__Task requirements__.
Below are records; work out how many of their lines contain "title" and give only that number.

__Extracted entries__.
....

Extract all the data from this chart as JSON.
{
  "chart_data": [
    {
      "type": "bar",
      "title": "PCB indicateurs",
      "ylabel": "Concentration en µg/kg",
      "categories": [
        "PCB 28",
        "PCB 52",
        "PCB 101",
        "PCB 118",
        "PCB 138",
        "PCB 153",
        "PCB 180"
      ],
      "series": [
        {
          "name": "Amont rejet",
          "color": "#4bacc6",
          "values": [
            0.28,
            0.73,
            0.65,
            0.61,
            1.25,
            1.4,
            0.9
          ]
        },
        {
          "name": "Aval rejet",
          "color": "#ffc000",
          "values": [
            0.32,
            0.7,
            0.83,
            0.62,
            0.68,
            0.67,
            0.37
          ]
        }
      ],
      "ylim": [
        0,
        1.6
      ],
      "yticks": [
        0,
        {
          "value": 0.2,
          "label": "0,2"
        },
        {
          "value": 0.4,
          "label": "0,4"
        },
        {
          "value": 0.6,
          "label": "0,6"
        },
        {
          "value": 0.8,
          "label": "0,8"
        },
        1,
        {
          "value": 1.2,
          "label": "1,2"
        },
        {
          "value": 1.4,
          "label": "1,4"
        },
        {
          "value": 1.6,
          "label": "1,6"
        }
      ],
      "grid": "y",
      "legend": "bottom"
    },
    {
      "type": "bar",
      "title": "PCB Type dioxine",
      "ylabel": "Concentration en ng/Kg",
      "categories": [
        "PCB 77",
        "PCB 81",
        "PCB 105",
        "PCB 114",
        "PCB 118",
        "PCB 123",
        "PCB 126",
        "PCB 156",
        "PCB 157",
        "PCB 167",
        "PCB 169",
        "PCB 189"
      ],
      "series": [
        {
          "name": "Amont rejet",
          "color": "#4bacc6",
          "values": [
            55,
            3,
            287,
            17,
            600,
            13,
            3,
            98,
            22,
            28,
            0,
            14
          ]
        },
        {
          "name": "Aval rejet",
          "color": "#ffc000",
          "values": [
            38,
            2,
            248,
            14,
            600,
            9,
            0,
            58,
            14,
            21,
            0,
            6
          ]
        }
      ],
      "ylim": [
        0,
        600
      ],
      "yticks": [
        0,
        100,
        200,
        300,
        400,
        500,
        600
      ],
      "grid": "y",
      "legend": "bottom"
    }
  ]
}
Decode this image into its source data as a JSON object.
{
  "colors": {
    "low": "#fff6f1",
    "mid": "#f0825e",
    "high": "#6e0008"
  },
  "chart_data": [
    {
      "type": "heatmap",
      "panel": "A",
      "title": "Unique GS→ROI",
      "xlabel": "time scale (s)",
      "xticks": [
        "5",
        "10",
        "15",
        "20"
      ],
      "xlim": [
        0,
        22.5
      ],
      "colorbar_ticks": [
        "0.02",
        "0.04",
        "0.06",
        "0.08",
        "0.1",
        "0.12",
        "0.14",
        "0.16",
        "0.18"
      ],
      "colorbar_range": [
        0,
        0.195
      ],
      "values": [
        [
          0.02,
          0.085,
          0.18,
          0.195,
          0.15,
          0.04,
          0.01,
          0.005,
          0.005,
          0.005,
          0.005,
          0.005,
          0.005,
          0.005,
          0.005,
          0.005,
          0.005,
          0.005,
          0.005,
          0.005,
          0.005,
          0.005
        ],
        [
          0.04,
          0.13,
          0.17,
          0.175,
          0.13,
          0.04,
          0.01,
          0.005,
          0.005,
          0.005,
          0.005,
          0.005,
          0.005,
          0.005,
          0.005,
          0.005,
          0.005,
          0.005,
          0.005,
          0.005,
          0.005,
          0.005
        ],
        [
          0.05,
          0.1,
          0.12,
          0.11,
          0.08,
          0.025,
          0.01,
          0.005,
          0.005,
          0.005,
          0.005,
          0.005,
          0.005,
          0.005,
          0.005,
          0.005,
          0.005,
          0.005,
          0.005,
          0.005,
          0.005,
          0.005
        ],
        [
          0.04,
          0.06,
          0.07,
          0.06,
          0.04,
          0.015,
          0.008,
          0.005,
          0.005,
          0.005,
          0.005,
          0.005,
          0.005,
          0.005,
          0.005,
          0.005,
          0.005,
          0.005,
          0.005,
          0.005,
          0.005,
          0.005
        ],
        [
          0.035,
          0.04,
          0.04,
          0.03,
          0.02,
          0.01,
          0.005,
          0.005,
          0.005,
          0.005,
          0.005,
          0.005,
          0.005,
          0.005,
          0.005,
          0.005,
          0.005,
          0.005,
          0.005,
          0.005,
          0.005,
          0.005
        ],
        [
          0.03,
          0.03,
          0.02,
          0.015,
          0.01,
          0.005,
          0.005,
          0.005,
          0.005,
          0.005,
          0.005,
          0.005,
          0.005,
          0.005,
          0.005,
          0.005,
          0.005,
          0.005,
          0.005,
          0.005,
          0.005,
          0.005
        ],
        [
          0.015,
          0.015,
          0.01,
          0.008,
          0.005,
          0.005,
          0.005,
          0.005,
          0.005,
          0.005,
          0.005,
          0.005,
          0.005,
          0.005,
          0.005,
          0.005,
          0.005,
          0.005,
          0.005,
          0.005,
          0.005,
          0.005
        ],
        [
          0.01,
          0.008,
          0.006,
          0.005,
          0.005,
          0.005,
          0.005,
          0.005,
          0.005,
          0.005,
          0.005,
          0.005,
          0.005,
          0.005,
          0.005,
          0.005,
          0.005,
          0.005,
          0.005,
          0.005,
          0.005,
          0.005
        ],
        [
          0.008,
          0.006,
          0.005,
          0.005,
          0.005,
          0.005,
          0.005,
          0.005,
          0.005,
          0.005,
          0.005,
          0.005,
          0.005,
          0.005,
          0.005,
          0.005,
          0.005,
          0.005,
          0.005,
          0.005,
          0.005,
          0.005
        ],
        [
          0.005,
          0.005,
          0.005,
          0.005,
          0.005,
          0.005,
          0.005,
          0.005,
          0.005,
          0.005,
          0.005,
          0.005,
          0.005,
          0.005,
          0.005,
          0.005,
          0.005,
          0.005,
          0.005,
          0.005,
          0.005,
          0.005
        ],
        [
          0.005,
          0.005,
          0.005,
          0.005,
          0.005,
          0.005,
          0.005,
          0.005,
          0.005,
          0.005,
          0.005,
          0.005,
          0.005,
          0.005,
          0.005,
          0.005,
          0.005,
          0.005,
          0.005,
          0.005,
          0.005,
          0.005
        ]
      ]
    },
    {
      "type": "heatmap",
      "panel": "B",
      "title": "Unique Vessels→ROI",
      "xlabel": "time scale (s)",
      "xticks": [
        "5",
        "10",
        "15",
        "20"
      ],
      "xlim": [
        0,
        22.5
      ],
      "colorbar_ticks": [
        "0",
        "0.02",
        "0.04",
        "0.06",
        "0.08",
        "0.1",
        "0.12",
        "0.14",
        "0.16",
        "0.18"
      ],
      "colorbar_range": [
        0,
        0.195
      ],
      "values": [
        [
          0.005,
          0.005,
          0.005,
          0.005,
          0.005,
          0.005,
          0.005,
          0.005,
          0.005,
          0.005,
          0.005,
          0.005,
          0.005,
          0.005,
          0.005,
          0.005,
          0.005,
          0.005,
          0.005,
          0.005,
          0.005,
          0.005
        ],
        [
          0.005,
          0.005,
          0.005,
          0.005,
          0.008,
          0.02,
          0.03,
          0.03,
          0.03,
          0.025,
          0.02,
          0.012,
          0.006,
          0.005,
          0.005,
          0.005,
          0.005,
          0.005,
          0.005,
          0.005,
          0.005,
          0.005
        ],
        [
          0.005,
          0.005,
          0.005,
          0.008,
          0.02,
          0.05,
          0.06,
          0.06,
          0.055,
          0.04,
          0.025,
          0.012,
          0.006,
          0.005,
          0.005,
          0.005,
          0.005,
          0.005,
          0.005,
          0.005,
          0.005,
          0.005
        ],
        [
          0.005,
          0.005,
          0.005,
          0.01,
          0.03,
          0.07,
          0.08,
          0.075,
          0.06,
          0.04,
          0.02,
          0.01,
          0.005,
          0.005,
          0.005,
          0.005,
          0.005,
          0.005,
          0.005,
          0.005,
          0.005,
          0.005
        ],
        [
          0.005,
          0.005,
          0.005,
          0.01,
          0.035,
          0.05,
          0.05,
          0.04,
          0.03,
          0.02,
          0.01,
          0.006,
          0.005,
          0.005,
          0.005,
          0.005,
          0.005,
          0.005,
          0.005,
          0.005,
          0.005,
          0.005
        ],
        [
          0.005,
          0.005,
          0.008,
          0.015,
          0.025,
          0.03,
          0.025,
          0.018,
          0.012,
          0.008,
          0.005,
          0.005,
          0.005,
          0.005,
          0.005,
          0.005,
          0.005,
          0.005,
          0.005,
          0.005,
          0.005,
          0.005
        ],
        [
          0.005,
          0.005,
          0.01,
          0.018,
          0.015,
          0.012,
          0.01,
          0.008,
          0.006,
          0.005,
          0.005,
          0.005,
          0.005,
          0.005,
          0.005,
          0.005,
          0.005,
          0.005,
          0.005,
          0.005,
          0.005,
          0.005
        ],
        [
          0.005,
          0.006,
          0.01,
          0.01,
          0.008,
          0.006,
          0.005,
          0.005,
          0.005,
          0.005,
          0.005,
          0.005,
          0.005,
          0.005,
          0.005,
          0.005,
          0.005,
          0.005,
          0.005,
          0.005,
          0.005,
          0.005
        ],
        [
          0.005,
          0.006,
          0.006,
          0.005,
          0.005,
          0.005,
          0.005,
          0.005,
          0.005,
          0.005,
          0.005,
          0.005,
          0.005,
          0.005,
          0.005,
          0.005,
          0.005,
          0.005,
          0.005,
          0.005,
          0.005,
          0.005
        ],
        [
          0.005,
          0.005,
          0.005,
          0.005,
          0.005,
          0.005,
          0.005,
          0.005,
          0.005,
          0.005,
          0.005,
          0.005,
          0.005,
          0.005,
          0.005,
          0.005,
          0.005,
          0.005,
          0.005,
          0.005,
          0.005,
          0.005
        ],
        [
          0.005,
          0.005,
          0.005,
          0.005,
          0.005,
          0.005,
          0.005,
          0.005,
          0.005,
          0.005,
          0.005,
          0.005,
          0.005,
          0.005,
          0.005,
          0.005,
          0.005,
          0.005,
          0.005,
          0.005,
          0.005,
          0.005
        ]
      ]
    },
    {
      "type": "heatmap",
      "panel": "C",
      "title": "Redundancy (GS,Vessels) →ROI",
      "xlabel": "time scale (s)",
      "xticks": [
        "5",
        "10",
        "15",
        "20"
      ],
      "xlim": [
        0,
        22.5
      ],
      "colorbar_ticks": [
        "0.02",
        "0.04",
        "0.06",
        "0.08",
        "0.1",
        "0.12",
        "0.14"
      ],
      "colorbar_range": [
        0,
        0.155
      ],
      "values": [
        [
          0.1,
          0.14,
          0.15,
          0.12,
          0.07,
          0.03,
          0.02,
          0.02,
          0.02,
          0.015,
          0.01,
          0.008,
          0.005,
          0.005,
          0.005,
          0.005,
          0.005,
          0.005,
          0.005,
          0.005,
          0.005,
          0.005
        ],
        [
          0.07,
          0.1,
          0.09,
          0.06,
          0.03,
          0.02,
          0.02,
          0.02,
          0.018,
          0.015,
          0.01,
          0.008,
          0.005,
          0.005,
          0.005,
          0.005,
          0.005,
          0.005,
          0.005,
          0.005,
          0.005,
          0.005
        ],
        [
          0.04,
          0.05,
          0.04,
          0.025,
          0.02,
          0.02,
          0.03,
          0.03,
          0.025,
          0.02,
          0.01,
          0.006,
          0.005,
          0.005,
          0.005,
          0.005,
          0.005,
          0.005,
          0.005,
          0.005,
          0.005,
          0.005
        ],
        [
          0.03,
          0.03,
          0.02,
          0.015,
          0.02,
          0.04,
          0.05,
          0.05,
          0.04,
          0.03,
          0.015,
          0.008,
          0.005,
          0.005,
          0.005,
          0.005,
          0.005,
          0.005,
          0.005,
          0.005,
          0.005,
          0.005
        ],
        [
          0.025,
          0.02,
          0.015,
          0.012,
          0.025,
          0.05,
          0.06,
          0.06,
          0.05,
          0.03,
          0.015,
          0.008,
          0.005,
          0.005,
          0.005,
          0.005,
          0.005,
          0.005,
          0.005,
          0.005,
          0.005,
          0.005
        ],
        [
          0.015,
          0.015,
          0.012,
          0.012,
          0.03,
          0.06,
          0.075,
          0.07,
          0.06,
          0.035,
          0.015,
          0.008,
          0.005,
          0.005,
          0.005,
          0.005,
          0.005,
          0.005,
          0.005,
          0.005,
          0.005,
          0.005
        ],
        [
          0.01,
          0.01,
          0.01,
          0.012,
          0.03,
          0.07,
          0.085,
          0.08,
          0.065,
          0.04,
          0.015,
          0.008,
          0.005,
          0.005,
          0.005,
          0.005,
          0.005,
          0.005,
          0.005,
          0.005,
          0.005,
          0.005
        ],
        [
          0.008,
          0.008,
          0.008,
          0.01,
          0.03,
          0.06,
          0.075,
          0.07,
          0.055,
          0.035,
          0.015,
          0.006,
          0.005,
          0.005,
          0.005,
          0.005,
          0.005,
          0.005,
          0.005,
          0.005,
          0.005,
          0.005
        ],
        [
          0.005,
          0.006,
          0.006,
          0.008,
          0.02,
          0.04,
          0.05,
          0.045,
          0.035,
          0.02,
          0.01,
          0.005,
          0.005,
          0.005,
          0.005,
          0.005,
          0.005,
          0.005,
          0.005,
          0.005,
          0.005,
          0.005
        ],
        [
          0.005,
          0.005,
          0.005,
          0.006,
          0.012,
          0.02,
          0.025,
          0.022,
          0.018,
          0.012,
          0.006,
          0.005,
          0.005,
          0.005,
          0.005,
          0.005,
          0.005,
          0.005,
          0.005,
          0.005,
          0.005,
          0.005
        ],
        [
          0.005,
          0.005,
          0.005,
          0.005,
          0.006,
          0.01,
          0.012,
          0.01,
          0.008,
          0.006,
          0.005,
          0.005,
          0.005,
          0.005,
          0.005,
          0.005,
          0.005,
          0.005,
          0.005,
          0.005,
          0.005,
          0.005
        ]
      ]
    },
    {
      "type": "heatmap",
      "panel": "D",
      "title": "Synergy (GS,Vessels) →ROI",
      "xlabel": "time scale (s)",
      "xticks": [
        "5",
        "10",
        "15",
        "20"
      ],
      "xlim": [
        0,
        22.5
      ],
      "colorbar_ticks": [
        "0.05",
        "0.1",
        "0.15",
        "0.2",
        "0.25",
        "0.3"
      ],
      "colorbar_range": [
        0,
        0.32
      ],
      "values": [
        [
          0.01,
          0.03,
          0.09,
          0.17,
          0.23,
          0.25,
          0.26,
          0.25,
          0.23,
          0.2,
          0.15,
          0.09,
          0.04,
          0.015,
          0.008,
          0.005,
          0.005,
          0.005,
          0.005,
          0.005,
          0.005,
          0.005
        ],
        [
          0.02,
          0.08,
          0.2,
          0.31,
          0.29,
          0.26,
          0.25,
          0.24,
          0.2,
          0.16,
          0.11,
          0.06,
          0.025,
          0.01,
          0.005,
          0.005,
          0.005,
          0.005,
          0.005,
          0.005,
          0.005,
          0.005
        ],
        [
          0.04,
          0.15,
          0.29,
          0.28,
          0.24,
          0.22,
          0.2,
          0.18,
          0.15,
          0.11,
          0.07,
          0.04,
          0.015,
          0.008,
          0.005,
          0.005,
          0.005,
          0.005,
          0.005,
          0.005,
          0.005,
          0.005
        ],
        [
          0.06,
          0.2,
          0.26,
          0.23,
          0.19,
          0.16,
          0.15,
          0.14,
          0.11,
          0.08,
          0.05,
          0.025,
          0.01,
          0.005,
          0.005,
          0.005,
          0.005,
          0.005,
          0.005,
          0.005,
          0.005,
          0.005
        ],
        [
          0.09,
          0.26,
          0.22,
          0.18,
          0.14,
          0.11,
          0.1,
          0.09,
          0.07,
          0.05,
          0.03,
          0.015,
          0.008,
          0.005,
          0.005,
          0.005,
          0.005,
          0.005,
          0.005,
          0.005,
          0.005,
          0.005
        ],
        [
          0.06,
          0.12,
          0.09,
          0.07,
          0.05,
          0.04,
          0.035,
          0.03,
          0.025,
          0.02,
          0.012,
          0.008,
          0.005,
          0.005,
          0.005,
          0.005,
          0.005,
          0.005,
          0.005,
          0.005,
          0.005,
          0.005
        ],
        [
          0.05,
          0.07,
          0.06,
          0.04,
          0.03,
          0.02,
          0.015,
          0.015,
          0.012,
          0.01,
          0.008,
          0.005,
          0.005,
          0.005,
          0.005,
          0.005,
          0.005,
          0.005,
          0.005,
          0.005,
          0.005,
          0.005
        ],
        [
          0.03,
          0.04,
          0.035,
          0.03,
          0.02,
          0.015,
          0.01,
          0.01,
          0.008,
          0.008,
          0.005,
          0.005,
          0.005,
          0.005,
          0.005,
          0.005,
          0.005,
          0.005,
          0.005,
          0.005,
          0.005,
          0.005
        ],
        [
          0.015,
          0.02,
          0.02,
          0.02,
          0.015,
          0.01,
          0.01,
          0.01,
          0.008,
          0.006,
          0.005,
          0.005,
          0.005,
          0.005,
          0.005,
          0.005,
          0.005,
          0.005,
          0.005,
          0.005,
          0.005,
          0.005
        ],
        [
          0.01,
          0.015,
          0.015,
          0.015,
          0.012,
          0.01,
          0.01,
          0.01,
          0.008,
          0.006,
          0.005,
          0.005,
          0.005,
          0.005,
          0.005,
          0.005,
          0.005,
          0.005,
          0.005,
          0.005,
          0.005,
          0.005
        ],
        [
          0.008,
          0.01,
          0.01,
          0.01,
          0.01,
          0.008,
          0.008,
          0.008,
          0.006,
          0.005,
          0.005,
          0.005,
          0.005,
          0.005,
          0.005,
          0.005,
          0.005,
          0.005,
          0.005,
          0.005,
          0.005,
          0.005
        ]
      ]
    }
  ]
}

....

__Worked answer__.
6